= Directions =
Could every line of the data be printed exactly as it reads?

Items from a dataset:
● ● ● ● ● ● ●

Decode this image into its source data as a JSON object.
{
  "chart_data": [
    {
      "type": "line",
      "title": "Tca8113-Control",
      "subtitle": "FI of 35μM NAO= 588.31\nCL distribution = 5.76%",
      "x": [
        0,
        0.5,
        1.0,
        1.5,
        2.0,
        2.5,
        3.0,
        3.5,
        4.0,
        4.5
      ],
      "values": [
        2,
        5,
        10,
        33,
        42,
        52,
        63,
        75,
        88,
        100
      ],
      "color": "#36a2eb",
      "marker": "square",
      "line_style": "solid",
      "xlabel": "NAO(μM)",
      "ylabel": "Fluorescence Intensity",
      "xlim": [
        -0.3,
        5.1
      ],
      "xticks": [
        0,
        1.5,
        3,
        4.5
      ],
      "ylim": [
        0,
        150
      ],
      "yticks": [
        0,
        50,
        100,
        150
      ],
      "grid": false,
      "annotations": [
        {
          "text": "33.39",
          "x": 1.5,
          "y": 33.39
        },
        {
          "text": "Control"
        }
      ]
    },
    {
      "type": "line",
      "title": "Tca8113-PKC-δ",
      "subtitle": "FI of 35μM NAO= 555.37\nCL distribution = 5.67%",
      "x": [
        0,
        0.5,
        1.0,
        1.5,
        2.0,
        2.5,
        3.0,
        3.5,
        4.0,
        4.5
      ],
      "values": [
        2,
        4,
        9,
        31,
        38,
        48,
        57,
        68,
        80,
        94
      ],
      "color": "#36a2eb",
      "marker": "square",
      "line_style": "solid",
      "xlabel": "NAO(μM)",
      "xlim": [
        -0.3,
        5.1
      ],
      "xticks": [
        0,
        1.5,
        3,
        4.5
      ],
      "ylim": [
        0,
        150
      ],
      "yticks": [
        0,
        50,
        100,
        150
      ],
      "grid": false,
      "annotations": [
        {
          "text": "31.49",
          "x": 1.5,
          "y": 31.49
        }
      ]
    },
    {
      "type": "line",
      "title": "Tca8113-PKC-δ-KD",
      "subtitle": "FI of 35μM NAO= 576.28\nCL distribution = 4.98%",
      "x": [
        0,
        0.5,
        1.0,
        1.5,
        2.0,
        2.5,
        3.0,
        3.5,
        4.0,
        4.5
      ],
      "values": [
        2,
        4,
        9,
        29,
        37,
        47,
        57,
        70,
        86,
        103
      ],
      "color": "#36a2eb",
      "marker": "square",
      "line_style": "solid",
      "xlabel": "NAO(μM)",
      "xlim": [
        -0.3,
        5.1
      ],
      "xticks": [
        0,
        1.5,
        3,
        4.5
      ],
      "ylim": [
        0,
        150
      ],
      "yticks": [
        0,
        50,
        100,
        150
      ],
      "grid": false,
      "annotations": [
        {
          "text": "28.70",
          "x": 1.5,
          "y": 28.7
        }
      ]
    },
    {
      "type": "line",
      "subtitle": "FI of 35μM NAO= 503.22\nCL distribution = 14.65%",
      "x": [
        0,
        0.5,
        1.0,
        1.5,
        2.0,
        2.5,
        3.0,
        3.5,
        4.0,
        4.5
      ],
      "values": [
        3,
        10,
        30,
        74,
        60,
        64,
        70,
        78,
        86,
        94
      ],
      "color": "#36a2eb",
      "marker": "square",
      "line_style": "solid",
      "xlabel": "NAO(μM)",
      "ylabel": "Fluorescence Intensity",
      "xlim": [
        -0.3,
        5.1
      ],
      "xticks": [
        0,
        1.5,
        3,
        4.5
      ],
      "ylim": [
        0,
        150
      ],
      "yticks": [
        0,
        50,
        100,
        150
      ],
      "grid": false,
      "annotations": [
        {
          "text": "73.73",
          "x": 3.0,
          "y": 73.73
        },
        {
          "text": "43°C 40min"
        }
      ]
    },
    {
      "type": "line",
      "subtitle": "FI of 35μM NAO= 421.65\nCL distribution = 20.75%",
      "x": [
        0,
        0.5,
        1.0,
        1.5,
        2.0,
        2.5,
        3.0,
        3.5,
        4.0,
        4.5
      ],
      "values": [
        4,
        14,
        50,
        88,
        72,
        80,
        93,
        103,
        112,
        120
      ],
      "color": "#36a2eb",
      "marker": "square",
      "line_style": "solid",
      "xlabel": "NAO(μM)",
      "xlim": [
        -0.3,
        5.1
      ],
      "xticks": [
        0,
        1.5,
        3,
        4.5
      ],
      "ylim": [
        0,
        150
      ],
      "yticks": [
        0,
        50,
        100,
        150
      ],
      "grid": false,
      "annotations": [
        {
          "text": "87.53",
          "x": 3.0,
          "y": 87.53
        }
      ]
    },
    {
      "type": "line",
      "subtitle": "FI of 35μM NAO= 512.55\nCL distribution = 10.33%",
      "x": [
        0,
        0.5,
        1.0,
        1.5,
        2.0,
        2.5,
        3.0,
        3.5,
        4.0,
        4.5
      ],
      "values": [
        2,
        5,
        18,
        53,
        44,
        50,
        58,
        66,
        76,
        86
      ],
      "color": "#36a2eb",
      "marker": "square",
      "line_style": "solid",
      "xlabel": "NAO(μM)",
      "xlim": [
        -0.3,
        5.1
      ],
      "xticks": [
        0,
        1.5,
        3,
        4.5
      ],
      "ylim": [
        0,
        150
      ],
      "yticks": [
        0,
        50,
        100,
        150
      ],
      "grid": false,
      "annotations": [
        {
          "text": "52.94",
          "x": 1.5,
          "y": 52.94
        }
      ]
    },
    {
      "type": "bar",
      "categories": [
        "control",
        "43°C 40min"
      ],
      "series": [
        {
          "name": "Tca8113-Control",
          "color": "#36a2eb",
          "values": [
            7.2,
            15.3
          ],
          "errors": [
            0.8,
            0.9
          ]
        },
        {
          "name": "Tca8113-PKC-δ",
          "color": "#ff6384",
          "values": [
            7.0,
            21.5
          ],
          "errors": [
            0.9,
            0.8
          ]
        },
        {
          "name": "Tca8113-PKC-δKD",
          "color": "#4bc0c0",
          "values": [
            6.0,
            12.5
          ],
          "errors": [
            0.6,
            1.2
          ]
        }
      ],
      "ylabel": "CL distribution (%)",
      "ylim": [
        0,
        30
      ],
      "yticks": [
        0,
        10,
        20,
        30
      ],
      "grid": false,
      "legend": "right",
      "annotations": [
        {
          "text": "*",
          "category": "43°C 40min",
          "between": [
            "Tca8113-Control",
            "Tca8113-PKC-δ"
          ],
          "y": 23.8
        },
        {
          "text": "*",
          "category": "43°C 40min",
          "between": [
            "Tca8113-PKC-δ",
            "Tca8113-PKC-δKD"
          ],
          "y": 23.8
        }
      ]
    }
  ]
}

● ● ● ● ● ● ●

= Written solution =
Decode this image into its source data as a JSON object.
{
  "chart_data": [
    {
      "type": "line",
      "title": "Tca8113-Control",
      "subtitle": "FI of 35μM NAO= 588.31\nCL distribution = 5.76%",
      "x": [
        0,
        0.5,
        1.0,
        1.5,
        2.0,
        2.5,
        3.0,
        3.5,
        4.0,
        4.5
      ],
      "values": [
        2,
        5,
        10,
        33,
        42,
        52,
        63,
        75,
        88,
        100
      ],
      "color": "#36a2eb",
      "marker": "square",
      "line_style": "solid",
      "xlabel": "NAO(μM)",
      "ylabel": "Fluorescence Intensity",
      "xlim": [
        -0.3,
        5.1
      ],
      "xticks": [
        0,
        1.5,
        3,
        4.5
      ],
      "ylim": [
        0,
        150
      ],
      "yticks": [
        0,
        50,
        100,
        150
      ],
      "grid": false,
      "annotations": [
        {
          "text": "33.39",
          "x": 1.5,
          "y": 33.39
        },
        {
          "text": "Control"
        }
      ]
    },
    {
      "type": "line",
      "title": "Tca8113-PKC-δ",
      "subtitle": "FI of 35μM NAO= 555.37\nCL distribution = 5.67%",
      "x": [
        0,
        0.5,
        1.0,
        1.5,
        2.0,
        2.5,
        3.0,
        3.5,
        4.0,
        4.5
      ],
      "values": [
        2,
        4,
        9,
        31,
        38,
        48,
        57,
        68,
        80,
        94
      ],
      "color": "#36a2eb",
      "marker": "square",
      "line_style": "solid",
      "xlabel": "NAO(μM)",
      "xlim": [
        -0.3,
        5.1
      ],
      "xticks": [
        0,
        1.5,
        3,
        4.5
      ],
      "ylim": [
        0,
        150
      ],
      "yticks": [
        0,
        50,
        100,
        150
      ],
      "grid": false,
      "annotations": [
        {
          "text": "31.49",
          "x": 1.5,
          "y": 31.49
        }
      ]
    },
    {
      "type": "line",
      "title": "Tca8113-PKC-δ-KD",
      "subtitle": "FI of 35μM NAO= 576.28\nCL distribution = 4.98%",
      "x": [
        0,
        0.5,
        1.0,
        1.5,
        2.0,
        2.5,
        3.0,
        3.5,
        4.0,
        4.5
      ],
      "values": [
        2,
        4,
        9,
        29,
        37,
        47,
        57,
        70,
        86,
        103
      ],
      "color": "#36a2eb",
      "marker": "square",
      "line_style": "solid",
      "xlabel": "NAO(μM)",
      "xlim": [
        -0.3,
        5.1
      ],
      "xticks": [
        0,
        1.5,
        3,
        4.5
      ],
      "ylim": [
        0,
        150
      ],
      "yticks": [
        0,
        50,
        100,
        150
      ],
      "grid": false,
      "annotations": [
        {
          "text": "28.70",
          "x": 1.5,
          "y": 28.7
        }
      ]
    },
    {
      "type": "line",
      "subtitle": "FI of 35μM NAO= 503.22\nCL distribution = 14.65%",
      "x": [
        0,
        0.5,
        1.0,
        1.5,
        2.0,
        2.5,
        3.0,
        3.5,
        4.0,
        4.5
      ],
      "values": [
        3,
        10,
        30,
        74,
        60,
        64,
        70,
        78,
        86,
        94
      ],
      "color": "#36a2eb",
      "marker": "square",
      "line_style": "solid",
      "xlabel": "NAO(μM)",
      "ylabel": "Fluorescence Intensity",
      "xlim": [
        -0.3,
        5.1
      ],
      "xticks": [
        0,
        1.5,
        3,
        4.5
      ],
      "ylim": [
        0,
        150
      ],
      "yticks": [
        0,
        50,
        100,
        150
      ],
      "grid": false,
      "annotations": [
        {
          "text": "73.73",
          "x": 3.0,
          "y": 73.73
        },
        {
          "text": "43°C 40min"
        }
      ]
    },
    {
      "type": "line",
      "subtitle": "FI of 35μM NAO= 421.65\nCL distribution = 20.75%",
      "x": [
        0,
        0.5,
        1.0,
        1.5,
        2.0,
        2.5,
        3.0,
        3.5,
        4.0,
        4.5
      ],
      "values": [
        4,
        14,
        50,
        88,
        72,
        80,
        93,
        103,
        112,
        120
      ],
      "color": "#36a2eb",
      "marker": "square",
      "line_style": "solid",
      "xlabel": "NAO(μM)",
      "xlim": [
        -0.3,
        5.1
      ],
      "xticks": [
        0,
        1.5,
        3,
        4.5
      ],
      "ylim": [
        0,
        150
      ],
      "yticks": [
        0,
        50,
        100,
        150
      ],
      "grid": false,
      "annotations": [
        {
          "text": "87.53",
          "x": 3.0,
          "y": 87.53
        }
      ]
    },
    {
      "type": "line",
      "subtitle": "FI of 35μM NAO= 512.55\nCL distribution = 10.33%",
      "x": [
        0,
        0.5,
        1.0,
        1.5,
        2.0,
        2.5,
        3.0,
        3.5,
        4.0,
        4.5
      ],
      "values": [
        2,
        5,
        18,
        53,
        44,
        50,
        58,
        66,
        76,
        86
      ],
      "color": "#36a2eb",
      "marker": "square",
      "line_style": "solid",
      "xlabel": "NAO(μM)",
      "xlim": [
        -0.3,
        5.1
      ],
      "xticks": [
        0,
        1.5,
        3,
        4.5
      ],
      "ylim": [
        0,
        150
      ],
      "yticks": [
        0,
        50,
        100,
        150
      ],
      "grid": false,
      "annotations": [
        {
          "text": "52.94",
          "x": 1.5,
          "y": 52.94
        }
      ]
    },
    {
      "type": "bar",
      "categories": [
        "control",
        "43°C 40min"
      ],
      "series": [
        {
          "name": "Tca8113-Control",
          "color": "#36a2eb",
          "values": [
            7.2,
            15.3
          ],
          "errors": [
            0.8,
            0.9
          ]
        },
        {
          "name": "Tca8113-PKC-δ",
          "color": "#ff6384",
          "values": [
            7.0,
            21.5
          ],
          "errors": [
            0.9,
            0.8
          ]
        },
        {
          "name": "Tca8113-PKC-δKD",
          "color": "#4bc0c0",
          "values": [
            6.0,
            12.5
          ],
          "errors": [
            0.6,
            1.2
          ]
        }
      ],
      "ylabel": "CL distribution (%)",
      "ylim": [
        0,
        30
      ],
      "yticks": [
        0,
        10,
        20,
        30
      ],
      "grid": false,
      "legend": "right",
      "annotations": [
        {
          "text": "*",
          "category": "43°C 40min",
          "between": [
            "Tca8113-Control",
            "Tca8113-PKC-δ"
          ],
          "y": 23.8
        },
        {
          "text": "*",
          "category": "43°C 40min",
          "between": [
            "Tca8113-PKC-δ",
            "Tca8113-PKC-δKD"
          ],
          "y": 23.8
        }
      ]
    }
  ]
}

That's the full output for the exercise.